── Halaman ──

Kurang lebih selama  dua bulan ini saya sudah bergabung di komsel dewasa muda gereja dan dari minggu ke minggu, perbendaharaan pengetahuan saya akan pentingnya pasangan yang takut akan Tuhan semakin bertambah. Meski saya lebih banyak mendengar dan memperhatikan tingkah laku para bapak dan ibu itu berbagi mengenai kehidupan rumah tangganya masing-masing, dari sana saya bisa menarik kesimpulan-kesimpulan penting mengenai pernikahan.

Kisah keluarga 1:
Si istri merupakan mantan PKS (Pemimpin Kelompok Sel) youth dan si suami adalah salah satu anggota tim musik gereja. Pernikahan mereka berawal dari perkenalan di komsel youth dan kebersamaan di berbagai kegiatan gerejawi. Setelah menikah mereka mulai enggan datang lagi ke komsel youth dan karenanya ditarik bergabung di komsel dewasa muda dengan harapan, keaktivan mereka di gereja kembali terbangun ketika berkumpul dengan sesama pasutri lainnya.

───

## Tugas Tertulis:
1. Dalam tulisan tentang komsel dewasa muda, apa peran si suami di gereja pada kisah keluarga 1?
2. Tolong sambung tulisan tentang komsel dewasa muda itu, mulai setelah kalimat terakhirnya.
Data berikut tidak diperlukan.

── Informasi yang Diberikan ──

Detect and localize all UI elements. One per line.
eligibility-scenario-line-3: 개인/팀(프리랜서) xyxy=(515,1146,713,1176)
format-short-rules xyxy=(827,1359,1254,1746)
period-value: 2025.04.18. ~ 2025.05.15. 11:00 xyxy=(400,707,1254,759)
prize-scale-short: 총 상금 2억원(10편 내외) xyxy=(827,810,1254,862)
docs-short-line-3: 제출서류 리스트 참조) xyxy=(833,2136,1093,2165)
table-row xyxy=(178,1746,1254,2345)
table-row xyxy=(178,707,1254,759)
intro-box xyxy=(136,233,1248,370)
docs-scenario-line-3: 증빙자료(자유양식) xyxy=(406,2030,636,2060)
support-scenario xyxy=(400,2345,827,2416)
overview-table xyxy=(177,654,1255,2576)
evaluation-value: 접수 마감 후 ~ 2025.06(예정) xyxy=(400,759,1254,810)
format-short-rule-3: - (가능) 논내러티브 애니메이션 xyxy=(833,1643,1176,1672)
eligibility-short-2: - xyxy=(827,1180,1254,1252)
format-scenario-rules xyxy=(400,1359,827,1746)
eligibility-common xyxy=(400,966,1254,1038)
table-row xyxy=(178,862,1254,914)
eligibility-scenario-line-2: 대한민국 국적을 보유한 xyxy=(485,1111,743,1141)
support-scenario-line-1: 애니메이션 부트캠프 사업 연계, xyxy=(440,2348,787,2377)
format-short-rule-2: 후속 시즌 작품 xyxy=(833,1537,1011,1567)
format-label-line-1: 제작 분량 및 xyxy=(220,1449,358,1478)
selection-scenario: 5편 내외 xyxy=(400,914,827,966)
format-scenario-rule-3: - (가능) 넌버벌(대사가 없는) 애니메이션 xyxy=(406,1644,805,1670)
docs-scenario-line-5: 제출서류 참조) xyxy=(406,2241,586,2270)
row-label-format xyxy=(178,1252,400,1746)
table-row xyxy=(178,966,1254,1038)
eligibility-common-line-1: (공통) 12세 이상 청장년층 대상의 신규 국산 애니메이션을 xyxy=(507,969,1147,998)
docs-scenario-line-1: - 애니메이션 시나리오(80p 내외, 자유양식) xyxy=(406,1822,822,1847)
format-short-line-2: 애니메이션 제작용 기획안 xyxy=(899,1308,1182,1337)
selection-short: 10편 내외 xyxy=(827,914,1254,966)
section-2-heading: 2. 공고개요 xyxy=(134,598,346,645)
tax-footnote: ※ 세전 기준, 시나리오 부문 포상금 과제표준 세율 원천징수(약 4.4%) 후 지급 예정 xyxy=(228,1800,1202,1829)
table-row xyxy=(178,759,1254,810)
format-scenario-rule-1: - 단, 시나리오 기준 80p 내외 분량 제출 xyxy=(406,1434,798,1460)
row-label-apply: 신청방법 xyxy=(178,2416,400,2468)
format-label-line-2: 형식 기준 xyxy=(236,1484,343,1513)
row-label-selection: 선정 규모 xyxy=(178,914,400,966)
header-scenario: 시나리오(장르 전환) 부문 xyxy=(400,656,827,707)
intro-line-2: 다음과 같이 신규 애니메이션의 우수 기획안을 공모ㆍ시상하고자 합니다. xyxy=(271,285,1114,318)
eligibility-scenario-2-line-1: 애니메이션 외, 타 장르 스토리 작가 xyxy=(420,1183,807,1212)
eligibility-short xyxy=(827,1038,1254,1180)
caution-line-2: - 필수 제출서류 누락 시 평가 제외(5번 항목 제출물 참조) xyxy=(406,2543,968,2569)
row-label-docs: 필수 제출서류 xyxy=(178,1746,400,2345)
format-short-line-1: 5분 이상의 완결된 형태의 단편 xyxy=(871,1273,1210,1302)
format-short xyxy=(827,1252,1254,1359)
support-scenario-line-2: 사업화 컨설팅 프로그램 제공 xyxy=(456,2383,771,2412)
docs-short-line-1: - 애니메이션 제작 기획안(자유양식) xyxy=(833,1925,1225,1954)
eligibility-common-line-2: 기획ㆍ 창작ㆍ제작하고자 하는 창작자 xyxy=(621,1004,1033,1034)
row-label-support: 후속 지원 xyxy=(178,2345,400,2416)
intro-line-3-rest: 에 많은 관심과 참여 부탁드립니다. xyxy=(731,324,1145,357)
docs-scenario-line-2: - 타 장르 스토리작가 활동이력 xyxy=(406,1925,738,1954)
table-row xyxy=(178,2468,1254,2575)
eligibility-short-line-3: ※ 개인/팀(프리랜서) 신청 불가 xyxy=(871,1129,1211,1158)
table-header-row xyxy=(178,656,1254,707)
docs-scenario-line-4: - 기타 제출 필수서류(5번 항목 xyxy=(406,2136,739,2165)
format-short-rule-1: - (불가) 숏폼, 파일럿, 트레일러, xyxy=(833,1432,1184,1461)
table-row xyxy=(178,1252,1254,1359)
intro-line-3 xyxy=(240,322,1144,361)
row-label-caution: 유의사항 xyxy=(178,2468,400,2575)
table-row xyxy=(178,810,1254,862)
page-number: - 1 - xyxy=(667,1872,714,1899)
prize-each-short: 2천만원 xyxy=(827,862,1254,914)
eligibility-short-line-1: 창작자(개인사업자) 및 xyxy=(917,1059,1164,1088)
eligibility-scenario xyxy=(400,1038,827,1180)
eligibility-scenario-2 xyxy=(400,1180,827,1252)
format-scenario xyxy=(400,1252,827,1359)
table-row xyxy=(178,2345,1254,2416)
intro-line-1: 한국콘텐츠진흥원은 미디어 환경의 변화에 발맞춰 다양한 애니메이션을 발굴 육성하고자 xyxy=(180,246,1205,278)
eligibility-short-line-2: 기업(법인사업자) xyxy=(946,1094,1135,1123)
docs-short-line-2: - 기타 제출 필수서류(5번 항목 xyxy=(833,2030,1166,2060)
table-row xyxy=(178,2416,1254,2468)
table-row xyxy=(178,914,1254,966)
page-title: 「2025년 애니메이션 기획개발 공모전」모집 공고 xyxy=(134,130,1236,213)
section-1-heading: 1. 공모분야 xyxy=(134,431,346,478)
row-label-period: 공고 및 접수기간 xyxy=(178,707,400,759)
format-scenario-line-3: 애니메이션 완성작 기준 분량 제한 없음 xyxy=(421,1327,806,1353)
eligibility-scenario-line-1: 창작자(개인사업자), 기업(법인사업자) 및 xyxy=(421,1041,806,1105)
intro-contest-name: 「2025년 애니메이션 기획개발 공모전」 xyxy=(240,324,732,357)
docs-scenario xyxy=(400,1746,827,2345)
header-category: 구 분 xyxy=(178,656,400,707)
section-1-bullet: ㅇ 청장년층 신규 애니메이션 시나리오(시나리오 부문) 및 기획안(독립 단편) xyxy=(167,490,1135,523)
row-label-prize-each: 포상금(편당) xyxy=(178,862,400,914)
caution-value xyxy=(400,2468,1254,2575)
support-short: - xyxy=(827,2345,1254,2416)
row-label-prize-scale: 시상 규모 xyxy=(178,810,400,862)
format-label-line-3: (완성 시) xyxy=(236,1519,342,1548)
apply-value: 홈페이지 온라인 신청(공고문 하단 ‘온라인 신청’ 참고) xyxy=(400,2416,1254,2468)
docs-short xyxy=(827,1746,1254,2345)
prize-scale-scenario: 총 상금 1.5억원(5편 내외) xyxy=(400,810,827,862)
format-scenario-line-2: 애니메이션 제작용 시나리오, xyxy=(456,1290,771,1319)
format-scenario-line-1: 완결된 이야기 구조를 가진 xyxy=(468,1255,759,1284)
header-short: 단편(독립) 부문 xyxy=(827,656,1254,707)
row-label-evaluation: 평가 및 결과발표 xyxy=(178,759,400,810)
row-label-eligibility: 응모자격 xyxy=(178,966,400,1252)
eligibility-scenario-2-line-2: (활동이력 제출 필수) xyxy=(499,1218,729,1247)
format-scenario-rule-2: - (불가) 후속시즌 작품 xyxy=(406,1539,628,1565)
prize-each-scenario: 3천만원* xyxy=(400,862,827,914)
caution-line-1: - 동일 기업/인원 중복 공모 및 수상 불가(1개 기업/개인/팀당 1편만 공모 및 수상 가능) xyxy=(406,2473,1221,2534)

───

## Jawaban Tugas:
1. Ia salah satu anggota tim musik gereja.

2.
Nyatanya, keduanya tetap jarang datang ke komsel dewasa muda dan sering tidak hadir mengikuti kegiatan gerejawi lainnya, padahal di hari Minggu mereka masih melayani di Ibadah Raya (salah satu syarat pelayan mimbar di gereja saya, minimal harus aktiv di komsel dan beberapa kegiatan gerejawi lainnya seperti doa syafaat atau doa puasa). Puncak dari masalahnya terjadi akhir-akhir ini. Baik si suami dan istrinya yang tengah mengandung 5 bulan, sudah tidak terlihat lagi di komsel dewasa muda dan kegiatan-kegiatan gerejawi lainnya sejak sebulan terakhir. Padahal, mengingat kehamilan si istri yang sudah beranjak tua, seharusnya mereka semakin giat mencari Tuhan dan bukannya menomor sekiankan Tuhan dengan alasan apapun.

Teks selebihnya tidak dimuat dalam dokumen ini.